◆ Your task ◆
Repeat the part of the records that opens with the line containing "- control-label[interactable]: Grouped: [128, 11, 206, 33]" and closes with the line containing "- bar: [2168, 187, 2183, 435]", exactly as they stand.

◆ Record excerpts ◆
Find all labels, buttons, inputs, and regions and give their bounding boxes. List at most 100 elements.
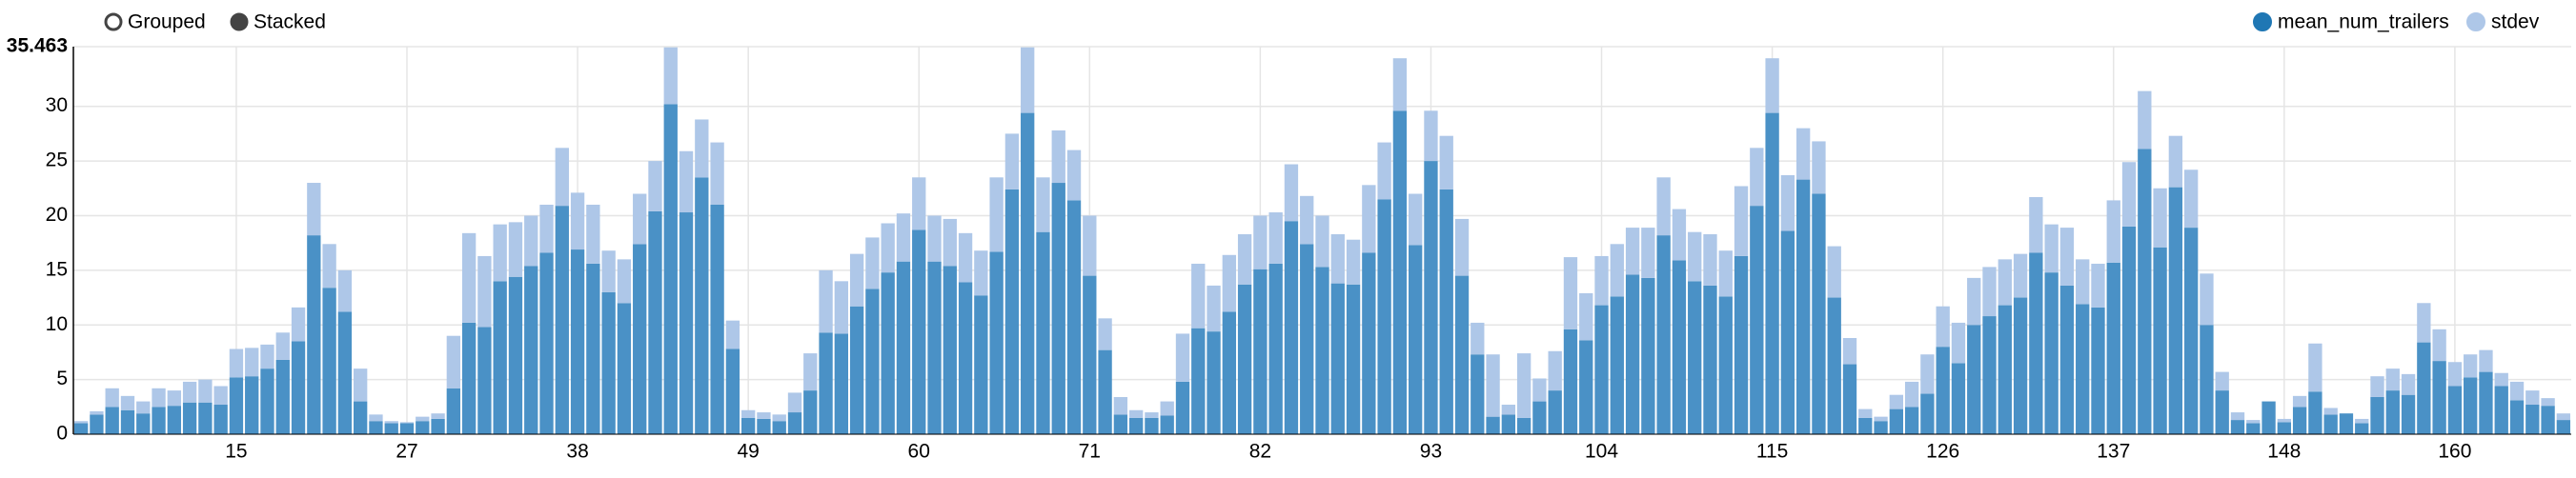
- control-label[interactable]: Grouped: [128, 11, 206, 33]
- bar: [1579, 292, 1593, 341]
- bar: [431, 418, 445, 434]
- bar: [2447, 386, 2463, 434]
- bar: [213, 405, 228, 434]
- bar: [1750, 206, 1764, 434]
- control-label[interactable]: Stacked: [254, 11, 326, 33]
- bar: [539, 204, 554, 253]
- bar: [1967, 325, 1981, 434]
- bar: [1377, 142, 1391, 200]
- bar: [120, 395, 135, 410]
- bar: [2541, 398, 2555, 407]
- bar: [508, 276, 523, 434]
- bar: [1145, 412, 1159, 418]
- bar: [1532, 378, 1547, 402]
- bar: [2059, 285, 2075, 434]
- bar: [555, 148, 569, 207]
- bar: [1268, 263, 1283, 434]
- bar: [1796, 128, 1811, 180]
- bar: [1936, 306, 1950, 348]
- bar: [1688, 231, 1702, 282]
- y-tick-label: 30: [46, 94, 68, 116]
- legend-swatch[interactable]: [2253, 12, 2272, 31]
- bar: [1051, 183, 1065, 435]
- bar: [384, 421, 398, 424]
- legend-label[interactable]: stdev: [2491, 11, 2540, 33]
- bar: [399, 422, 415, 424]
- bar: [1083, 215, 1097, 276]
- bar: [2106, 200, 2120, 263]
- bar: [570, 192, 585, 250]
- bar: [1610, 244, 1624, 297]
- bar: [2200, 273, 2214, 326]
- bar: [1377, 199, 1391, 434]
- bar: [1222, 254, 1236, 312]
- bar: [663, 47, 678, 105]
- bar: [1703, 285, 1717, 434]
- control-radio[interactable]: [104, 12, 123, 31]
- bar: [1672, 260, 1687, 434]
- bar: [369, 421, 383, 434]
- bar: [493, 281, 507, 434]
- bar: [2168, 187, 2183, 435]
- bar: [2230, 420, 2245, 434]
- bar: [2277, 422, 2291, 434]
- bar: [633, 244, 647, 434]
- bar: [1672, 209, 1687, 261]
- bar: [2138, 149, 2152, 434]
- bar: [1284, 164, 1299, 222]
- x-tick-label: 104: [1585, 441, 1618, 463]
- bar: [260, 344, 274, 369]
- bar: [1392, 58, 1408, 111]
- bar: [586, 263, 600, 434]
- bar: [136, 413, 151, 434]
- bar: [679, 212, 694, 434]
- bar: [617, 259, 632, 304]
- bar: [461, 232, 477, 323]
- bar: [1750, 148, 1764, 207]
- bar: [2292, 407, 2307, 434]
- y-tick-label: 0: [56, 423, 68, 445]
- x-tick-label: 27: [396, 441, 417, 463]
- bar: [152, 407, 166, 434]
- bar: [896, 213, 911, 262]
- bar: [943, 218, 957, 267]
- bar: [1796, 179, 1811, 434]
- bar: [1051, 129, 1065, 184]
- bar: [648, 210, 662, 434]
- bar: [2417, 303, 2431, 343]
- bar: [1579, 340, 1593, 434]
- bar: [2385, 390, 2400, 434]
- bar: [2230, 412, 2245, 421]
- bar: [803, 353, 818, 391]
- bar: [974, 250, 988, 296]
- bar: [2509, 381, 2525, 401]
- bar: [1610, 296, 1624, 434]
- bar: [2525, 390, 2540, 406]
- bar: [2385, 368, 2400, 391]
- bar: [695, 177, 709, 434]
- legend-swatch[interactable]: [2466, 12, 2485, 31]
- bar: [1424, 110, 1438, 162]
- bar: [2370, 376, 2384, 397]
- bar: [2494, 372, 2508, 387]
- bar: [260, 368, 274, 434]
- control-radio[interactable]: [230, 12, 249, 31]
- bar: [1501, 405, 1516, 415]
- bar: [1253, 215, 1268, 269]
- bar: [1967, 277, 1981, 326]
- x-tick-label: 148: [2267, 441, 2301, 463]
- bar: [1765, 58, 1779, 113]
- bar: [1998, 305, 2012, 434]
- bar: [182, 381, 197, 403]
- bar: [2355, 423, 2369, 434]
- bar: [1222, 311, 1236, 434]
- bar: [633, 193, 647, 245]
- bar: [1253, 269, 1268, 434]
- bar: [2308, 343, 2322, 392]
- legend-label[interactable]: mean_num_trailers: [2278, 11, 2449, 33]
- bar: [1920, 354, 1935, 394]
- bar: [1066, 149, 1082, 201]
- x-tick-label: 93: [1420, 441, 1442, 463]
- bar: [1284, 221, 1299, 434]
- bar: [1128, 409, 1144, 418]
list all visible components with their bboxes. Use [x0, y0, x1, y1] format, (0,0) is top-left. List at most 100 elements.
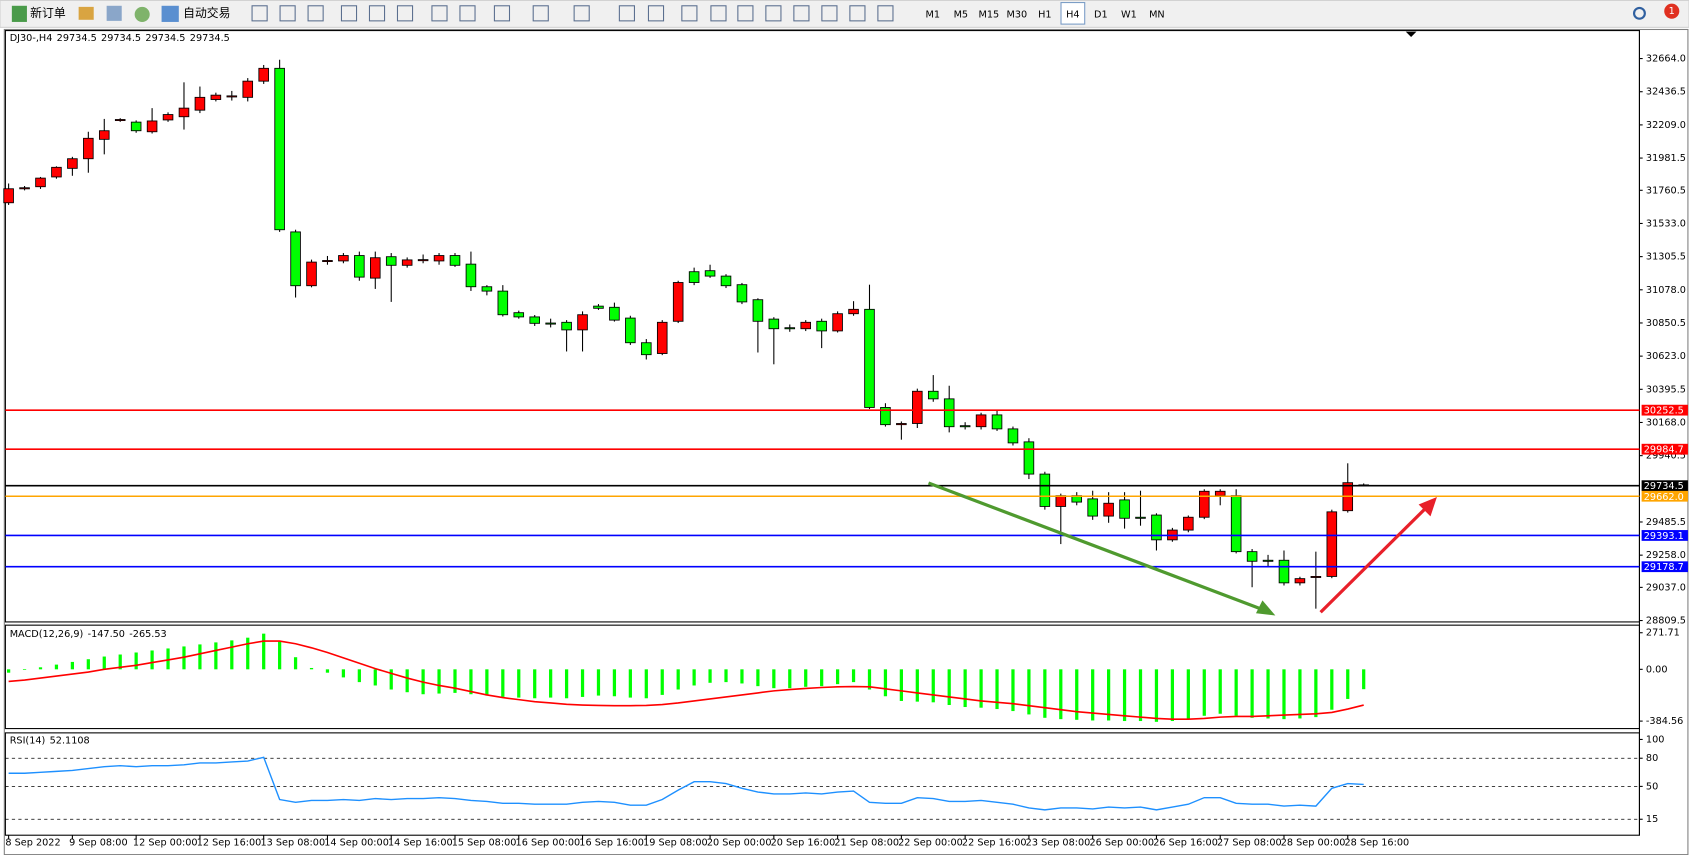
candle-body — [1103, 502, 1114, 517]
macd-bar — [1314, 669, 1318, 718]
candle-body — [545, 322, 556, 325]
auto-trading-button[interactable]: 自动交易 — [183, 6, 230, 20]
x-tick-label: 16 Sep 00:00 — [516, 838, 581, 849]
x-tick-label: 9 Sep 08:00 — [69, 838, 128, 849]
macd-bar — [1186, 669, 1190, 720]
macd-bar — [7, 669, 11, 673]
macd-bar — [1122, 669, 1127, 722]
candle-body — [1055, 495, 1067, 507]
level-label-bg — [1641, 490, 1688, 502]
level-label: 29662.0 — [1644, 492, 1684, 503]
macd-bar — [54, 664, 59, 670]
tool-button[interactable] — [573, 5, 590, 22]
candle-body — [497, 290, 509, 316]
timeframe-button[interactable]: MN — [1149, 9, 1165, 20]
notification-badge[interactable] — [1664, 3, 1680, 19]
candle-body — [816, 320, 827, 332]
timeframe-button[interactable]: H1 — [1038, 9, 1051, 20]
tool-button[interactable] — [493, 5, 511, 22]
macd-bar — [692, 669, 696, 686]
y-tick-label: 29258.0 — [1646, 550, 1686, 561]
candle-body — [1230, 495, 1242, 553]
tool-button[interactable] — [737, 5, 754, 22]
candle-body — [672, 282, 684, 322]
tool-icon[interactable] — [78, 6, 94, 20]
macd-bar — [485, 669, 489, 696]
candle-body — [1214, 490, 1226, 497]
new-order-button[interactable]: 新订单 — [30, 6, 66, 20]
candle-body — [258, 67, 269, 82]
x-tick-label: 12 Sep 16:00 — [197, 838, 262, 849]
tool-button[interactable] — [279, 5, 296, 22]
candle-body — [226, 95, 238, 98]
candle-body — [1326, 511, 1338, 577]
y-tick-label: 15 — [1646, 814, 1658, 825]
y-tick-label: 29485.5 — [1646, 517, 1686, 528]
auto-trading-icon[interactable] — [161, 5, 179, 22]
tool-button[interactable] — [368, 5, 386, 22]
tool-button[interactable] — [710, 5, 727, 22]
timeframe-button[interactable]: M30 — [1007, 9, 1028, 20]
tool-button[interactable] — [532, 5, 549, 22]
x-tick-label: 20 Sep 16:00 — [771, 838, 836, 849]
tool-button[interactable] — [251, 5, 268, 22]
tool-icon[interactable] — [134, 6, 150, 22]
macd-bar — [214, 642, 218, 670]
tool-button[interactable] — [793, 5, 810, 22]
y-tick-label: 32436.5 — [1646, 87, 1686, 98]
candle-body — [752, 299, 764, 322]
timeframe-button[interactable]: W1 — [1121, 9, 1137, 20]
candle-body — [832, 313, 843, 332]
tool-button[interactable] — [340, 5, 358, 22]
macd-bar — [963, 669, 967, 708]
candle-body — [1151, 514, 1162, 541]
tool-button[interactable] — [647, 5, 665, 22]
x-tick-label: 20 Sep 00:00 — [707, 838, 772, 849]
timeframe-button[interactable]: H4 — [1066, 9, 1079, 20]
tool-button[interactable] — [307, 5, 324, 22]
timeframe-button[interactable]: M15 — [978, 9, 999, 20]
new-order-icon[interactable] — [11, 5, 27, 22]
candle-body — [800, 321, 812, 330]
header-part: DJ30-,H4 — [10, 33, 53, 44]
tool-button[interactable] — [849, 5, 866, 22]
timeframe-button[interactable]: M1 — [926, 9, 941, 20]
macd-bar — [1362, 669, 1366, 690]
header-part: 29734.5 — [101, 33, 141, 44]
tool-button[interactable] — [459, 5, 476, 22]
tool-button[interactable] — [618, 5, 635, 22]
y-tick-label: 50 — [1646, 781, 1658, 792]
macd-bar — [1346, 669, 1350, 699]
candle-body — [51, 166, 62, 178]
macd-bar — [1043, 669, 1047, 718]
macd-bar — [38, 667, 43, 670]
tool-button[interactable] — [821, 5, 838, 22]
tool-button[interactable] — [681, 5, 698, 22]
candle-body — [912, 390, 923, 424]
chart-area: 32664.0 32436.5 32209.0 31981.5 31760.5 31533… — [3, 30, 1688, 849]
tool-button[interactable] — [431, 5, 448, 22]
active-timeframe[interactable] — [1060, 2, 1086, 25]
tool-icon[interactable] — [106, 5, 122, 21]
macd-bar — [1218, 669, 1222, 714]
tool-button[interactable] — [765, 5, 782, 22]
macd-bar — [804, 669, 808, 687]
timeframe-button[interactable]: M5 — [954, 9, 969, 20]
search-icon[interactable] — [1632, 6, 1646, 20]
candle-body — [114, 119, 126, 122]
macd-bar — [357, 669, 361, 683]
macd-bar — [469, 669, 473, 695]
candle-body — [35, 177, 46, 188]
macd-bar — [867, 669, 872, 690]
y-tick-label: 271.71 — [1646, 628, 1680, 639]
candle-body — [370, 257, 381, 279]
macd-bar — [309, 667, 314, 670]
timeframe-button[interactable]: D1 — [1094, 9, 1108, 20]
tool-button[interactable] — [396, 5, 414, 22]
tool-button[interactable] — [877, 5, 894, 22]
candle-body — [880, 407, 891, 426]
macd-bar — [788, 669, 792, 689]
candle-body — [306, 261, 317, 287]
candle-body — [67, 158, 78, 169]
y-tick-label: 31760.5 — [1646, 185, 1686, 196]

◆ Reply to the task ◆
- control-label[interactable]: Grouped: [128, 11, 206, 33]
- bar: [1579, 292, 1593, 341]
- bar: [431, 418, 445, 434]
- bar: [2447, 386, 2463, 434]
- bar: [213, 405, 228, 434]
- bar: [1750, 206, 1764, 434]
- control-label[interactable]: Stacked: [254, 11, 326, 33]
- bar: [539, 204, 554, 253]
- bar: [1967, 325, 1981, 434]
- bar: [1377, 142, 1391, 200]
- bar: [120, 395, 135, 410]
- bar: [2541, 398, 2555, 407]
- bar: [508, 276, 523, 434]
- bar: [1145, 412, 1159, 418]
- bar: [1532, 378, 1547, 402]
- bar: [2059, 285, 2075, 434]
- bar: [555, 148, 569, 207]
- bar: [1268, 263, 1283, 434]
- bar: [1796, 128, 1811, 180]
- bar: [1936, 306, 1950, 348]
- bar: [1688, 231, 1702, 282]
- y-tick-label: 30: [46, 94, 68, 116]
- legend-swatch[interactable]: [2253, 12, 2272, 31]
- bar: [1051, 183, 1065, 435]
- bar: [384, 421, 398, 424]
- legend-label[interactable]: stdev: [2491, 11, 2540, 33]
- bar: [399, 422, 415, 424]
- bar: [1083, 215, 1097, 276]
- bar: [2106, 200, 2120, 263]
- bar: [570, 192, 585, 250]
- bar: [1610, 244, 1624, 297]
- bar: [2200, 273, 2214, 326]
- bar: [1377, 199, 1391, 434]
- bar: [1222, 254, 1236, 312]
- bar: [663, 47, 678, 105]
- bar: [1703, 285, 1717, 434]
- control-radio[interactable]: [104, 12, 123, 31]
- bar: [1672, 260, 1687, 434]
- bar: [369, 421, 383, 434]
- bar: [493, 281, 507, 434]
- bar: [2168, 187, 2183, 435]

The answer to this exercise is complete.